Extracted data entries:
********************

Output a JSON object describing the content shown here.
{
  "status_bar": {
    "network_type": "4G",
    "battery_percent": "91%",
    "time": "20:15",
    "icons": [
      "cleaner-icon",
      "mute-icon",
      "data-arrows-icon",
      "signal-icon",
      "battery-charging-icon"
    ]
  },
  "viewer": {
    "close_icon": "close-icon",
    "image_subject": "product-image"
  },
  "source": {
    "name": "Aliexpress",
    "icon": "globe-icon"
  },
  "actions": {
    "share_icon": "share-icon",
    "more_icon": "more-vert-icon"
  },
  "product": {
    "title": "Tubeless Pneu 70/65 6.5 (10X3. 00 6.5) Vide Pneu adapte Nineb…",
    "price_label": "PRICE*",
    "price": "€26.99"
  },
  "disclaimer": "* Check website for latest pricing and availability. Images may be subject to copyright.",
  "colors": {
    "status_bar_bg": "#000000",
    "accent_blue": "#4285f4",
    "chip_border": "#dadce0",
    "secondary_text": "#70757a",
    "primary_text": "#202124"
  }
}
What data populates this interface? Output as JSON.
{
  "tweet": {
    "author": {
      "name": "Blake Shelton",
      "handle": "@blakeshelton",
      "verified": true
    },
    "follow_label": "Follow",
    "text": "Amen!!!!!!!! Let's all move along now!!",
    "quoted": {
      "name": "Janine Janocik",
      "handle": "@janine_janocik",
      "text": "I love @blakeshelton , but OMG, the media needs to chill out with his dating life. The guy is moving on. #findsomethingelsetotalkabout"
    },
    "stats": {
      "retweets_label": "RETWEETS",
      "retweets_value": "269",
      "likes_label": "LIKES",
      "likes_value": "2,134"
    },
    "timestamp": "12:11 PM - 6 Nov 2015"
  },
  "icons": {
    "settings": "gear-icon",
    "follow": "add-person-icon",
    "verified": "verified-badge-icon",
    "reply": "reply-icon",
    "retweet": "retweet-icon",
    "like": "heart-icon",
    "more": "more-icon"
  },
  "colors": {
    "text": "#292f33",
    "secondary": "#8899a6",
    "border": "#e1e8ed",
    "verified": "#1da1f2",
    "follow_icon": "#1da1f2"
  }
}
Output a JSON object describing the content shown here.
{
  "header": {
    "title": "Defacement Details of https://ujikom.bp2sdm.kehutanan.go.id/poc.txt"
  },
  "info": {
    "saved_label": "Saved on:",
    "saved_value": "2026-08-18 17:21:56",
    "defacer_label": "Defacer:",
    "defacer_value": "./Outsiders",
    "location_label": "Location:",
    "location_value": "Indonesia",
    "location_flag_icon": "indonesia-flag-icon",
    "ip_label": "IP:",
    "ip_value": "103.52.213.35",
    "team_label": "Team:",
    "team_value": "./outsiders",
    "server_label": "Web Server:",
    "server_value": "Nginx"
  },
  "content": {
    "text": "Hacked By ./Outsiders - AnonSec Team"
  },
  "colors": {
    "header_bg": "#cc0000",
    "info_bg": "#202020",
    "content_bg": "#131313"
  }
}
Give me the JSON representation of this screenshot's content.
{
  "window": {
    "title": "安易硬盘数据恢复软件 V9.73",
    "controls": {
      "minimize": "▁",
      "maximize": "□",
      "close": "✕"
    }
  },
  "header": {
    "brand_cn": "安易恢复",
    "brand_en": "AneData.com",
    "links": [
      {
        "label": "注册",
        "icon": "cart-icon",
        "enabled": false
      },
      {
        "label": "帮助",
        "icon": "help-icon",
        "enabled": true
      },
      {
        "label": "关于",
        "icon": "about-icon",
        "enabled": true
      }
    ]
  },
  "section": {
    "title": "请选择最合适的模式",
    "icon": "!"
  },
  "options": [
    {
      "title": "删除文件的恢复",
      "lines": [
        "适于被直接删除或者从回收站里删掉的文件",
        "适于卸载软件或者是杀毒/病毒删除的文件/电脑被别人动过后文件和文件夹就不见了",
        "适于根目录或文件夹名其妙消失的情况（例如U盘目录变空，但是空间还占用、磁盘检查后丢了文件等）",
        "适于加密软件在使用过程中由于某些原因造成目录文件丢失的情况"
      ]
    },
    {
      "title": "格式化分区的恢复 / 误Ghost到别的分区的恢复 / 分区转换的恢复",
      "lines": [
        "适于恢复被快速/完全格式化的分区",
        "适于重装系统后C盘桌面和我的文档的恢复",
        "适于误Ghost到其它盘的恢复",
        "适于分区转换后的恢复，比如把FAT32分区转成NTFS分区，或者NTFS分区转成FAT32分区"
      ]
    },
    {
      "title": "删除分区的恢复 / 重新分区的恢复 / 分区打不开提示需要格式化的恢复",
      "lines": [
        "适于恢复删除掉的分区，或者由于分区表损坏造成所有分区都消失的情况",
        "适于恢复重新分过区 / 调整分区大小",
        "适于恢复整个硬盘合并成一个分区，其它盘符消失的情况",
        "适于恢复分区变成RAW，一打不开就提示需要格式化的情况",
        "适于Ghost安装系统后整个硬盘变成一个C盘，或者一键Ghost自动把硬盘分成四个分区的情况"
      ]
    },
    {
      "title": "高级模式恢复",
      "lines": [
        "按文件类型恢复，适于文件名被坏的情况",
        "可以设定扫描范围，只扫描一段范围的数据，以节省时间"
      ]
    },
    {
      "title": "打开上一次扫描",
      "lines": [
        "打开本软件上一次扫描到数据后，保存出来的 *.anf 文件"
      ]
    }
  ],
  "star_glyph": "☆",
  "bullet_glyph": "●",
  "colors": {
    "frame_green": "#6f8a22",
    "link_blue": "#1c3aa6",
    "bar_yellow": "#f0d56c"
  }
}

********************

**Directions for this task:** Word for word, write out the data.

**Answer to the exercise:**
Output a JSON object describing the content shown here.
{
  "status_bar": {
    "network_type": "4G",
    "battery_percent": "91%",
    "time": "20:15",
    "icons": [
      "cleaner-icon",
      "mute-icon",
      "data-arrows-icon",
      "signal-icon",
      "battery-charging-icon"
    ]
  },
  "viewer": {
    "close_icon": "close-icon",
    "image_subject": "product-image"
  },
  "source": {
    "name": "Aliexpress",
    "icon": "globe-icon"
  },
  "actions": {
    "share_icon": "share-icon",
    "more_icon": "more-vert-icon"
  },
  "product": {
    "title": "Tubeless Pneu 70/65 6.5 (10X3. 00 6.5) Vide Pneu adapte Nineb…",
    "price_label": "PRICE*",
    "price": "€26.99"
  },
  "disclaimer": "* Check website for latest pricing and availability. Images may be subject to copyright.",
  "colors": {
    "status_bar_bg": "#000000",
    "accent_blue": "#4285f4",
    "chip_border": "#dadce0",
    "secondary_text": "#70757a",
    "primary_text": "#202124"
  }
}
What data populates this interface? Output as JSON.
{
  "tweet": {
    "author": {
      "name": "Blake Shelton",
      "handle": "@blakeshelton",
      "verified": true
    },
    "follow_label": "Follow",
    "text": "Amen!!!!!!!! Let's all move along now!!",
    "quoted": {
      "name": "Janine Janocik",
      "handle": "@janine_janocik",
      "text": "I love @blakeshelton , but OMG, the media needs to chill out with his dating life. The guy is moving on. #findsomethingelsetotalkabout"
    },
    "stats": {
      "retweets_label": "RETWEETS",
      "retweets_value": "269",
      "likes_label": "LIKES",
      "likes_value": "2,134"
    },
    "timestamp": "12:11 PM - 6 Nov 2015"
  },
  "icons": {
    "settings": "gear-icon",
    "follow": "add-person-icon",
    "verified": "verified-badge-icon",
    "reply": "reply-icon",
    "retweet": "retweet-icon",
    "like": "heart-icon",
    "more": "more-icon"
  },
  "colors": {
    "text": "#292f33",
    "secondary": "#8899a6",
    "border": "#e1e8ed",
    "verified": "#1da1f2",
    "follow_icon": "#1da1f2"
  }
}
Output a JSON object describing the content shown here.
{
  "header": {
    "title": "Defacement Details of https://ujikom.bp2sdm.kehutanan.go.id/poc.txt"
  },
  "info": {
    "saved_label": "Saved on:",
    "saved_value": "2026-08-18 17:21:56",
    "defacer_label": "Defacer:",
    "defacer_value": "./Outsiders",
    "location_label": "Location:",
    "location_value": "Indonesia",
    "location_flag_icon": "indonesia-flag-icon",
    "ip_label": "IP:",
    "ip_value": "103.52.213.35",
    "team_label": "Team:",
    "team_value": "./outsiders",
    "server_label": "Web Server:",
    "server_value": "Nginx"
  },
  "content": {
    "text": "Hacked By ./Outsiders - AnonSec Team"
  },
  "colors": {
    "header_bg": "#cc0000",
    "info_bg": "#202020",
    "content_bg": "#131313"
  }
}
Give me the JSON representation of this screenshot's content.
{
  "window": {
    "title": "安易硬盘数据恢复软件 V9.73",
    "controls": {
      "minimize": "▁",
      "maximize": "□",
      "close": "✕"
    }
  },
  "header": {
    "brand_cn": "安易恢复",
    "brand_en": "AneData.com",
    "links": [
      {
        "label": "注册",
        "icon": "cart-icon",
        "enabled": false
      },
      {
        "label": "帮助",
        "icon": "help-icon",
        "enabled": true
      },
      {
        "label": "关于",
        "icon": "about-icon",
        "enabled": true
      }
    ]
  },
  "section": {
    "title": "请选择最合适的模式",
    "icon": "!"
  },
  "options": [
    {
      "title": "删除文件的恢复",
      "lines": [
        "适于被直接删除或者从回收站里删掉的文件",
        "适于卸载软件或者是杀毒/病毒删除的文件/电脑被别人动过后文件和文件夹就不见了",
        "适于根目录或文件夹名其妙消失的情况（例如U盘目录变空，但是空间还占用、磁盘检查后丢了文件等）",
        "适于加密软件在使用过程中由于某些原因造成目录文件丢失的情况"
      ]
    },
    {
      "title": "格式化分区的恢复 / 误Ghost到别的分区的恢复 / 分区转换的恢复",
      "lines": [
        "适于恢复被快速/完全格式化的分区",
        "适于重装系统后C盘桌面和我的文档的恢复",
        "适于误Ghost到其它盘的恢复",
        "适于分区转换后的恢复，比如把FAT32分区转成NTFS分区，或者NTFS分区转成FAT32分区"
      ]
    },
    {
      "title": "删除分区的恢复 / 重新分区的恢复 / 分区打不开提示需要格式化的恢复",
      "lines": [
        "适于恢复删除掉的分区，或者由于分区表损坏造成所有分区都消失的情况",
        "适于恢复重新分过区 / 调整分区大小",
        "适于恢复整个硬盘合并成一个分区，其它盘符消失的情况",
        "适于恢复分区变成RAW，一打不开就提示需要格式化的情况",
        "适于Ghost安装系统后整个硬盘变成一个C盘，或者一键Ghost自动把硬盘分成四个分区的情况"
      ]
    },
    {
      "title": "高级模式恢复",
      "lines": [
        "按文件类型恢复，适于文件名被坏的情况",
        "可以设定扫描范围，只扫描一段范围的数据，以节省时间"
      ]
    },
    {
      "title": "打开上一次扫描",
      "lines": [
        "打开本软件上一次扫描到数据后，保存出来的 *.anf 文件"
      ]
    }
  ],
  "star_glyph": "☆",
  "bullet_glyph": "●",
  "colors": {
    "frame_green": "#6f8a22",
    "link_blue": "#1c3aa6",
    "bar_yellow": "#f0d56c"
  }
}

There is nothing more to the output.